Begin Material provided
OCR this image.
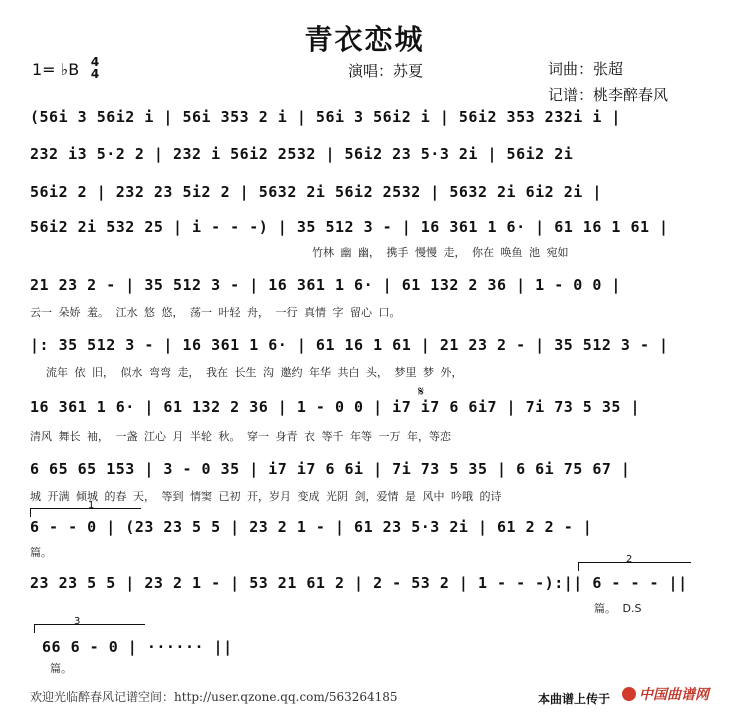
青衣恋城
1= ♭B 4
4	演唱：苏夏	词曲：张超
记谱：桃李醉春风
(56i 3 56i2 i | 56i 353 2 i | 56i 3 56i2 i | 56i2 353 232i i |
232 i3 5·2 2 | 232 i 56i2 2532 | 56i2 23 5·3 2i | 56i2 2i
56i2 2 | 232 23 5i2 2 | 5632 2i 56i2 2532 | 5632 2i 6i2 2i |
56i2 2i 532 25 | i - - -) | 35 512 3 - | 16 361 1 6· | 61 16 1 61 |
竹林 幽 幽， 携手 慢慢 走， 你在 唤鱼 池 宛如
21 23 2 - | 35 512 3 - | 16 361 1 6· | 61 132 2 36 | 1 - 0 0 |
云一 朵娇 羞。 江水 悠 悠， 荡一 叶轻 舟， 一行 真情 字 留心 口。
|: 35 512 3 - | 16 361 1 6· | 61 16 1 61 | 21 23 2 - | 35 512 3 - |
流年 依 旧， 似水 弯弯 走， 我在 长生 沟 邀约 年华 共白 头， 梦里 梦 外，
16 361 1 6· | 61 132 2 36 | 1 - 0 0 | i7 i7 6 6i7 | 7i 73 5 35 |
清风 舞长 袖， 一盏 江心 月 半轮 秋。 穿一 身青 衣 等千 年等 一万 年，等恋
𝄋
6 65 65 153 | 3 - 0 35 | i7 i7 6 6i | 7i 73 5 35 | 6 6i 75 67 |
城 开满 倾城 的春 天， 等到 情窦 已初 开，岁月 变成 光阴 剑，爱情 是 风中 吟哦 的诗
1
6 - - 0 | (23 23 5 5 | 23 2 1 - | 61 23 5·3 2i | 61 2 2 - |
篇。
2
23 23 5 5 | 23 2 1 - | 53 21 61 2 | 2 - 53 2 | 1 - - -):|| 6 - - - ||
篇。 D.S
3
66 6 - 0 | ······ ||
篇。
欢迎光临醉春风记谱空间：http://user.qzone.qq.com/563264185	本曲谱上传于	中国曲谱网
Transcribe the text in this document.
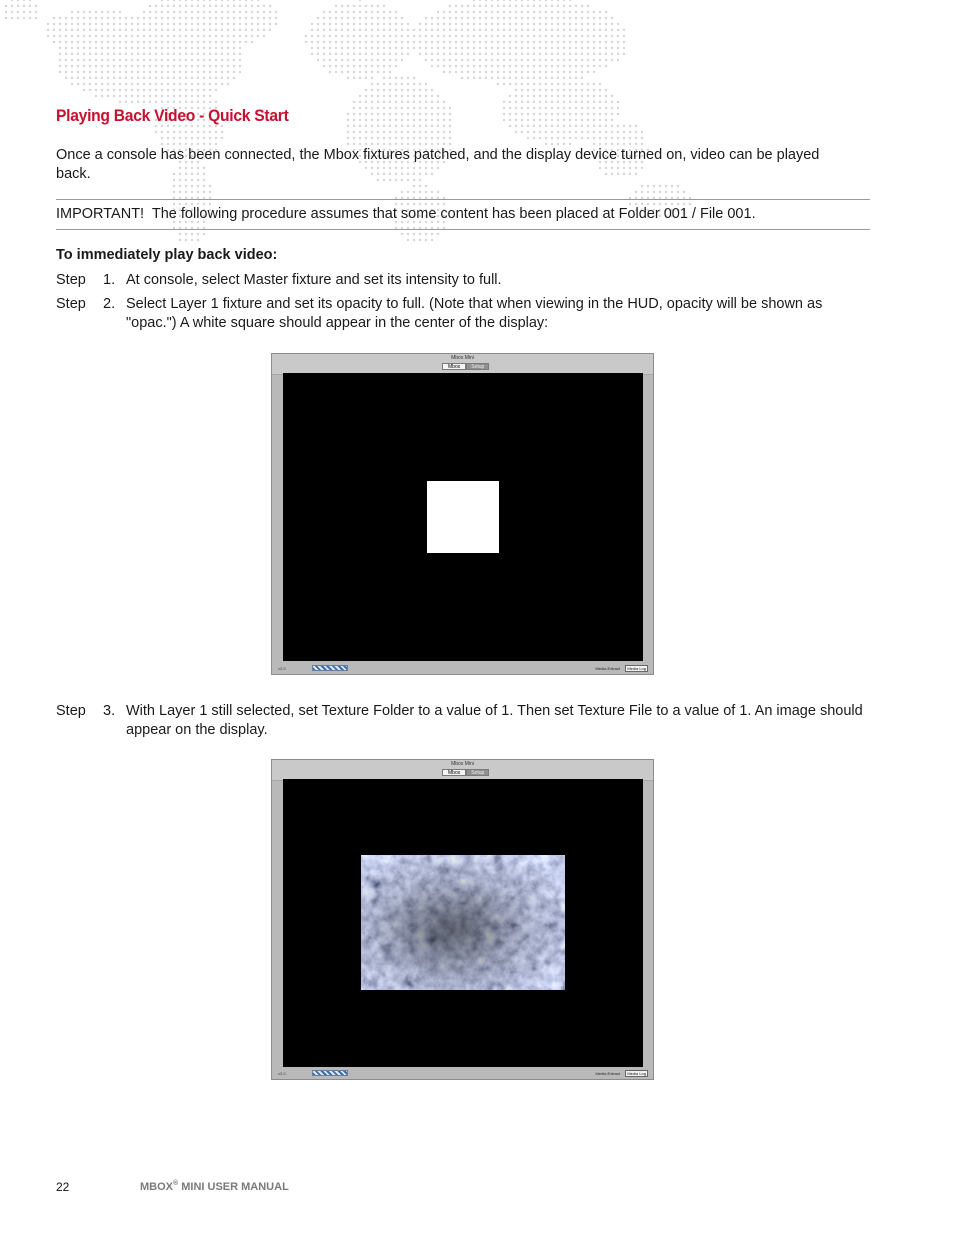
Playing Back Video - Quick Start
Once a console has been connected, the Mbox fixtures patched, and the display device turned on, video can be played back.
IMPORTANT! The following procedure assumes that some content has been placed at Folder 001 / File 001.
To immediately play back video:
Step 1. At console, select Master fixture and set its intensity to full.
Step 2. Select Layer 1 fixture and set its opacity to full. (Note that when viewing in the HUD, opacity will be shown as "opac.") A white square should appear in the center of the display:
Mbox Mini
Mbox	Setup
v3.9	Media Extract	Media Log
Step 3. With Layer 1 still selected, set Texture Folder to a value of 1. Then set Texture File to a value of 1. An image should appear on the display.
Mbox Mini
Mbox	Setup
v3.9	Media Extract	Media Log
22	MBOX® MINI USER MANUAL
End Material provided
Do this:
Using the listing, copy every line where the word "image" shows up.

The output:
OCR this image.
Step 3. With Layer 1 still selected, set Texture Folder to a value of 1. Then set Texture File to a value of 1. An image should appear on the display.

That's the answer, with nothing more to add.